-- start The records --

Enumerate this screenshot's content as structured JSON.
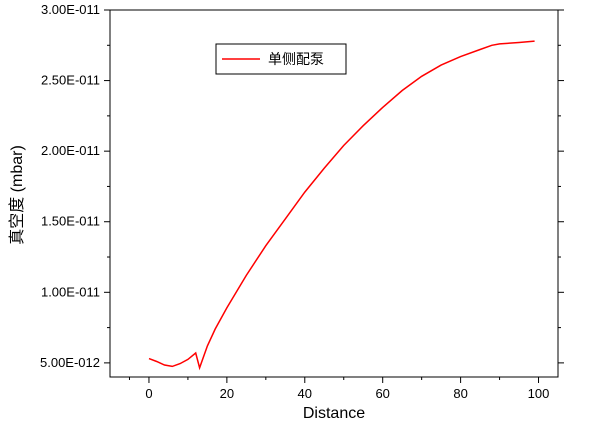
{
  "chart_data": {
    "type": "line",
    "title": "",
    "xlabel": "Distance",
    "ylabel": "真空度 (mbar)",
    "xlim": [
      -10,
      105
    ],
    "ylim": [
      4e-12,
      3e-11
    ],
    "x_ticks": [
      0,
      20,
      40,
      60,
      80,
      100
    ],
    "x_tick_labels": [
      "0",
      "20",
      "40",
      "60",
      "80",
      "100"
    ],
    "y_ticks": [
      5e-12,
      1e-11,
      1.5e-11,
      2e-11,
      2.5e-11,
      3e-11
    ],
    "y_tick_labels": [
      "5.00E-012",
      "1.00E-011",
      "1.50E-011",
      "2.00E-011",
      "2.50E-011",
      "3.00E-011"
    ],
    "grid": false,
    "legend": {
      "position": "top-center"
    },
    "series": [
      {
        "name": "单侧配泵",
        "color": "#ff0000",
        "x": [
          0,
          2,
          4,
          6,
          8,
          10,
          12,
          13,
          15,
          17,
          20,
          25,
          30,
          35,
          40,
          45,
          50,
          55,
          60,
          65,
          70,
          75,
          80,
          85,
          88,
          90,
          95,
          99
        ],
        "y": [
          5.3e-12,
          5.1e-12,
          4.85e-12,
          4.75e-12,
          4.95e-12,
          5.25e-12,
          5.7e-12,
          4.65e-12,
          6.2e-12,
          7.4e-12,
          8.9e-12,
          1.12e-11,
          1.33e-11,
          1.52e-11,
          1.71e-11,
          1.88e-11,
          2.04e-11,
          2.18e-11,
          2.31e-11,
          2.43e-11,
          2.53e-11,
          2.61e-11,
          2.67e-11,
          2.72e-11,
          2.75e-11,
          2.76e-11,
          2.77e-11,
          2.78e-11
        ]
      }
    ]
  }
}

-- end The records --

Print each line of the material above exactly, with the pictures removed from your copy.

**The output:**
Enumerate this screenshot's content as structured JSON.
{
  "chart_data": {
    "type": "line",
    "title": "",
    "xlabel": "Distance",
    "ylabel": "真空度 (mbar)",
    "xlim": [
      -10,
      105
    ],
    "ylim": [
      4e-12,
      3e-11
    ],
    "x_ticks": [
      0,
      20,
      40,
      60,
      80,
      100
    ],
    "x_tick_labels": [
      "0",
      "20",
      "40",
      "60",
      "80",
      "100"
    ],
    "y_ticks": [
      5e-12,
      1e-11,
      1.5e-11,
      2e-11,
      2.5e-11,
      3e-11
    ],
    "y_tick_labels": [
      "5.00E-012",
      "1.00E-011",
      "1.50E-011",
      "2.00E-011",
      "2.50E-011",
      "3.00E-011"
    ],
    "grid": false,
    "legend": {
      "position": "top-center"
    },
    "series": [
      {
        "name": "单侧配泵",
        "color": "#ff0000",
        "x": [
          0,
          2,
          4,
          6,
          8,
          10,
          12,
          13,
          15,
          17,
          20,
          25,
          30,
          35,
          40,
          45,
          50,
          55,
          60,
          65,
          70,
          75,
          80,
          85,
          88,
          90,
          95,
          99
        ],
        "y": [
          5.3e-12,
          5.1e-12,
          4.85e-12,
          4.75e-12,
          4.95e-12,
          5.25e-12,
          5.7e-12,
          4.65e-12,
          6.2e-12,
          7.4e-12,
          8.9e-12,
          1.12e-11,
          1.33e-11,
          1.52e-11,
          1.71e-11,
          1.88e-11,
          2.04e-11,
          2.18e-11,
          2.31e-11,
          2.43e-11,
          2.53e-11,
          2.61e-11,
          2.67e-11,
          2.72e-11,
          2.75e-11,
          2.76e-11,
          2.77e-11,
          2.78e-11
        ]
      }
    ]
  }
}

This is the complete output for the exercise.